• **Things to do**:
(a) What time complexity does the next greater element write-up give for the brute force approach?
(b) Please carry on the next greater element write-up from its last line, keeping the same step-by-step style.

• **Source document**:
_ _ _ _ _

Next Greater Element

Level - Medium

Statement

Given an array arr[] of size N having distinct elements, the task is to find the next greater element for each element of the array.

What is next greater element ?

Next greater element of an element in the array is, the first greater element on right hand side.

Example:

Input: N = 5, arr[]=[6 8 0 1 3]

Output:
8 -1 1 3 -1

Explanation:

6 -> 8
8 -> -1 // as no element is greater then 8 on right hand side
0 -> 1
1 -> 3
3-> -1

You can try this at:

• https://practice.geeksforgeeks.org/problems/next-larger-element-1587115620/1

Brute Force Approach

• just loop though all the elements in the array and find the next greater element by using nested loop.

int[] res; // initially all the elements in the res array is -1
for(int i=0;i<n;i++){
    for(int j=i+1;j<n;j++){
        if(arr[j] > arr[i]){
            res[i] = arr[j];
            break;
        }
    }
}
res[n-1] = -1;// for last element
return res; // the resultant array

Time Complexity:

O(N^2)

Space Complexity:

O(N)

Optimal Approach

note

now we will first see the working of an algorithm and then we will jump on intution

• create an empty stack

• iterate from last of the array and on each step perform below tasks:

  • run a while loop if this condition satisfies stack.isEmpty()==false && arr[i]>=stack.peek() then perform stack.pop()

_ _ _ _ _

• **Supplied material**:
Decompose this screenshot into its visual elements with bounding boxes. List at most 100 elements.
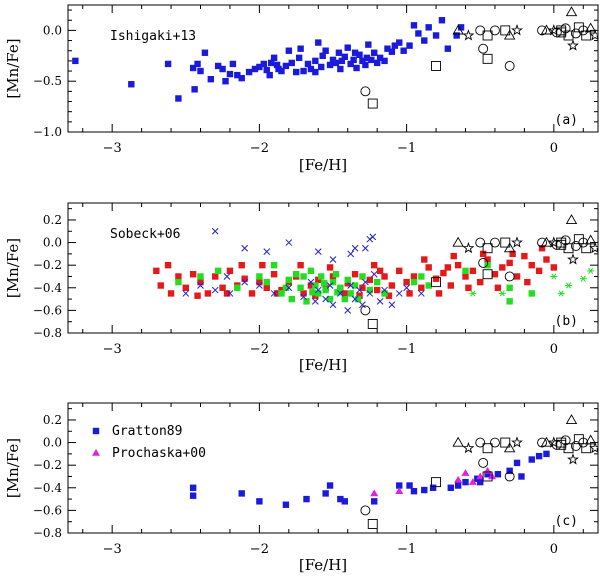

_ _ _ _ _

• **Solved tasks**:
(a) O(N^2)

(b)
  • now the next greater element for arr[i] is stack.peek(), so if(stack.isEmpty==false)res[i] = stack.peek() else res[i] = -1

  • insert arr[i] into the stack, so stack.push(arr[i])

• at the end we have res[] as a resultant array

Dry Run

Intution

Java

public static long[] nextLargerElement(long[] arr, int n) {
    long[] res = new long[n];
    Stack < Long > st = new Stack < > ();

    for (int i = n - 1; i >= 0; i--) {
        // maintain the increasing order from bottom to top in the stack
        while (!st.isEmpty() && st.peek() <= arr[i]) {
            st.pop();
        }

        // update the result
        if (st.isEmpty()) res[i] = -1;
        else res[i] = st.peek();
        
        // push the current element to the stack      
        st.push(arr[i]);
    }
    return res;
}

Cpp

 vector <long long> nextLargerElement(vector < long long > arr, int n) {
   // Your code here
   vector < long long > res(n);
   stack < long long > st;

   for (int i = n - 1; i >= 0; i--) {
     // maintain the increasing order from bottom to top in the stack
     while (!st.empty() && st.top() <= arr[i]) {
       st.pop();
     }
     if (st.empty()) res[i] = -1;
     else res[i] = st.top();

     // push the current element to the stack      
     st.push(arr[i]);
   }
   return res;
 }

Python

def nextLargerElement(self, arr, n):
    # code here
    res = [0] * n
    st = []

    for i in range(n - 1, -1, -1):
        # maintain the increasing order from bottom to top in the stack
        while len(st) != 0 and st[-1] <= arr[i]:
            st.pop()
        if len(st) == 0:
            res[i] = -1
        else:
            res[i] = st[-1]

        # push the current element to the stack
        st.append(arr[i])

    return res

Time Complexity:

O(N)

Space Complexity:

O(N)